Give only the number of lines that include the string "name".

> **Records from a dataset**
►
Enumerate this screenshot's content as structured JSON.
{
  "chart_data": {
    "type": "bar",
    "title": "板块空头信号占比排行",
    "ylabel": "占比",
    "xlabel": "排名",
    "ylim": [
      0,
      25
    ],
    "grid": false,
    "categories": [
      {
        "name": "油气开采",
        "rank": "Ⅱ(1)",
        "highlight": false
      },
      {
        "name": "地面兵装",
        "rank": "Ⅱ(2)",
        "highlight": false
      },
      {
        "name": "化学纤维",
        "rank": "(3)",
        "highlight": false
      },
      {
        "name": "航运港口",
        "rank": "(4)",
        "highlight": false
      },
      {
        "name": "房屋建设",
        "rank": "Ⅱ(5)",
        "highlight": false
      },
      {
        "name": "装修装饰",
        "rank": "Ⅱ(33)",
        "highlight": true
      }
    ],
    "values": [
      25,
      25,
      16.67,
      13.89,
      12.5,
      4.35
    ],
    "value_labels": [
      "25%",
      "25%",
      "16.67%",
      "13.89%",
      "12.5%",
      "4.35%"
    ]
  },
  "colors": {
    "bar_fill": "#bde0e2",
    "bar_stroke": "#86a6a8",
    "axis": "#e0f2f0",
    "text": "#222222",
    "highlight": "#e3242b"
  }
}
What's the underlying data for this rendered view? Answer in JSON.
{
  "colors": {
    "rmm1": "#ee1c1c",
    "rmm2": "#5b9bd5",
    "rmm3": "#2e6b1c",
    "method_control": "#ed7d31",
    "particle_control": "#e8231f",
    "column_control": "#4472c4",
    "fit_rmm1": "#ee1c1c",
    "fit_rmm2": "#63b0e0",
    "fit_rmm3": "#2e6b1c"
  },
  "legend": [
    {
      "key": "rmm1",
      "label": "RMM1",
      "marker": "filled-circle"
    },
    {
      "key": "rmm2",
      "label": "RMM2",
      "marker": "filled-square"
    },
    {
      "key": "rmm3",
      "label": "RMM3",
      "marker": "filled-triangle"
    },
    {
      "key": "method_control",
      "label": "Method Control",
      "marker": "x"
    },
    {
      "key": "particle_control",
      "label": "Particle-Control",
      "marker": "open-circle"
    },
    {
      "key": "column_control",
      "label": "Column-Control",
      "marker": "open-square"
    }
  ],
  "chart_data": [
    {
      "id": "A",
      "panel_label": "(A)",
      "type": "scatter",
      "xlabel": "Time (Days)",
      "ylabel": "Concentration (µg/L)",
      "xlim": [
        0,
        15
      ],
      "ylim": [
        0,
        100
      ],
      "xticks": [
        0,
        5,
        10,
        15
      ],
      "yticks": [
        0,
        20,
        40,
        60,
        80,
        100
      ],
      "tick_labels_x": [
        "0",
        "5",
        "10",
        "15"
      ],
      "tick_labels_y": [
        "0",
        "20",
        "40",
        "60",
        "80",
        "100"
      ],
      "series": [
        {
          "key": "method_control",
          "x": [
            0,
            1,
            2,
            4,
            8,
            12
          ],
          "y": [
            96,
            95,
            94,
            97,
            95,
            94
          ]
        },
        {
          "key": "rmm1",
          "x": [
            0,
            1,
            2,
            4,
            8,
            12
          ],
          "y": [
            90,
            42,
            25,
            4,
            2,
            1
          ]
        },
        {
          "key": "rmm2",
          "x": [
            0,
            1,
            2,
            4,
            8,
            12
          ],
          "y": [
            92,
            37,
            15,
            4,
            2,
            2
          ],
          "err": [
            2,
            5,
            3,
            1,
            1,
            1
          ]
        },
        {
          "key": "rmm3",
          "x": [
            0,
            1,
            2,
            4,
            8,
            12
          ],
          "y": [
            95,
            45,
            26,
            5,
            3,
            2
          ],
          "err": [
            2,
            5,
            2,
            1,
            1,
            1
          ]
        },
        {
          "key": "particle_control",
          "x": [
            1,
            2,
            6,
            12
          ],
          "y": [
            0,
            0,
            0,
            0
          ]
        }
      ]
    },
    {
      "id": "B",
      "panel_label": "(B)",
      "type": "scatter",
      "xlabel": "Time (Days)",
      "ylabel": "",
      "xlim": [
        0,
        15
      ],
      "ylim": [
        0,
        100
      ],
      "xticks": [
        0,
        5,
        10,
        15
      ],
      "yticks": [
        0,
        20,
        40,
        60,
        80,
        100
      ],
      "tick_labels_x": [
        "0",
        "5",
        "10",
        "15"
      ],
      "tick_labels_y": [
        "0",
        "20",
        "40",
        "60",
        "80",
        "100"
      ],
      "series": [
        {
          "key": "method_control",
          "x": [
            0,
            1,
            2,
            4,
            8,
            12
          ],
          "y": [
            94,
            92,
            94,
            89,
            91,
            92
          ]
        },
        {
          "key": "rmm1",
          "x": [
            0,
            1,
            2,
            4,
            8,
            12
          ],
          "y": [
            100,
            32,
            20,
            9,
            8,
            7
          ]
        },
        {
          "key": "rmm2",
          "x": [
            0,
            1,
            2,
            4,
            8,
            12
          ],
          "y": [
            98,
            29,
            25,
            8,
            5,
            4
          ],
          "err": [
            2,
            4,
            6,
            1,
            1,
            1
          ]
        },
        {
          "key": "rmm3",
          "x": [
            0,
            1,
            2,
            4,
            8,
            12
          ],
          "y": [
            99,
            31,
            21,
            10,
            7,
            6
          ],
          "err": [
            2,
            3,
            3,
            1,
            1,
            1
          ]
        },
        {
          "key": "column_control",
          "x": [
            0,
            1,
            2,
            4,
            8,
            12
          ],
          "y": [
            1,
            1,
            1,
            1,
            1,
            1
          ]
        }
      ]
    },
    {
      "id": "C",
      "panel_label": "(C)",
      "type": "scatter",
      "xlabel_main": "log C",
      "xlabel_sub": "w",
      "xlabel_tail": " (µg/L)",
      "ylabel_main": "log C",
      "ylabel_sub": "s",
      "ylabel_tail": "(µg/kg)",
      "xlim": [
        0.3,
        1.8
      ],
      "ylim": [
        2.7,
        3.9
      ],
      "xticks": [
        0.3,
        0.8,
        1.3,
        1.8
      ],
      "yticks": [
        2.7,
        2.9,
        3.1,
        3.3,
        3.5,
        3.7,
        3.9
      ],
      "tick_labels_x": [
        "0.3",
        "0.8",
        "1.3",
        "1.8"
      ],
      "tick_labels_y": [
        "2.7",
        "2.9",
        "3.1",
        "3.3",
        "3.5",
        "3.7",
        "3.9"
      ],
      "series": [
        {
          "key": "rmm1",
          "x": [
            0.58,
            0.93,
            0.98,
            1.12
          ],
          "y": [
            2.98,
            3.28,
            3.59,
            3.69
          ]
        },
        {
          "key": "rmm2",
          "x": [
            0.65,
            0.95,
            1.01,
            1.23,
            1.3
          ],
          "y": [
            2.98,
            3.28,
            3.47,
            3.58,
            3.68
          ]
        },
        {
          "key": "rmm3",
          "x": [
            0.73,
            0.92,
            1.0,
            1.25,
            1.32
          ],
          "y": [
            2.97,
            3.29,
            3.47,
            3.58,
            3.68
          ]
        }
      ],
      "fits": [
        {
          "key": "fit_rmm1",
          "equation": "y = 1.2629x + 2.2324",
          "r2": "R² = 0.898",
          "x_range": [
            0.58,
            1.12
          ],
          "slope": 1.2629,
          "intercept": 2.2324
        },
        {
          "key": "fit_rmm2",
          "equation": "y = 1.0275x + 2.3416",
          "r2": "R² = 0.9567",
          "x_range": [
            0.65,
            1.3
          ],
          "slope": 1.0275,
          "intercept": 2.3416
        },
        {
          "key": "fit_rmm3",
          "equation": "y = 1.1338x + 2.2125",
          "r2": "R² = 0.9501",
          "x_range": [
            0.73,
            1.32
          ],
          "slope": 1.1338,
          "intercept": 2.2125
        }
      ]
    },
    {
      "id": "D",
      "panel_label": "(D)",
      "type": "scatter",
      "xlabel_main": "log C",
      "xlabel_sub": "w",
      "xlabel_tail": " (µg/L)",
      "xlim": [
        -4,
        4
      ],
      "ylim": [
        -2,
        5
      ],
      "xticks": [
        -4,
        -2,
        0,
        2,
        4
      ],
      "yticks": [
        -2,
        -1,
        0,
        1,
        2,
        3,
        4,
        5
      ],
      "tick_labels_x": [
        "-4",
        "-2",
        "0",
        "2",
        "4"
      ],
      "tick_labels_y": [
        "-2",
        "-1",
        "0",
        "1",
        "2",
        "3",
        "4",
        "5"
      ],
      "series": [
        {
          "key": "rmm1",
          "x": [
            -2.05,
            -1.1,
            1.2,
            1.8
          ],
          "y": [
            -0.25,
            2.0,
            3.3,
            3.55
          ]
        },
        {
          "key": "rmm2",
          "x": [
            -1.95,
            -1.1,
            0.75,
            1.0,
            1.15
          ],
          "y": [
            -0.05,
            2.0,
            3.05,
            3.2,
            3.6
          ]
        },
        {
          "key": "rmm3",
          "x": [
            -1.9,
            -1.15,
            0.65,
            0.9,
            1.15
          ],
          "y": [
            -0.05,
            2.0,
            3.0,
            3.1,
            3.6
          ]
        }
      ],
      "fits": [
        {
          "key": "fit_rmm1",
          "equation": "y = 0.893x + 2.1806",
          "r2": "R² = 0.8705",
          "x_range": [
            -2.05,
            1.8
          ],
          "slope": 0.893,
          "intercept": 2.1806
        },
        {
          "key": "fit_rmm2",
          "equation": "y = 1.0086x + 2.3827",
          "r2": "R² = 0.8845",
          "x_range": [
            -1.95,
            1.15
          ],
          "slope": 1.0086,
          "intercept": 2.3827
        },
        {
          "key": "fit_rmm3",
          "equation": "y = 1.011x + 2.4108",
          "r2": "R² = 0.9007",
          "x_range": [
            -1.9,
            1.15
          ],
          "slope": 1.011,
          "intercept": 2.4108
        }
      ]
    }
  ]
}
◄
> **The output**
6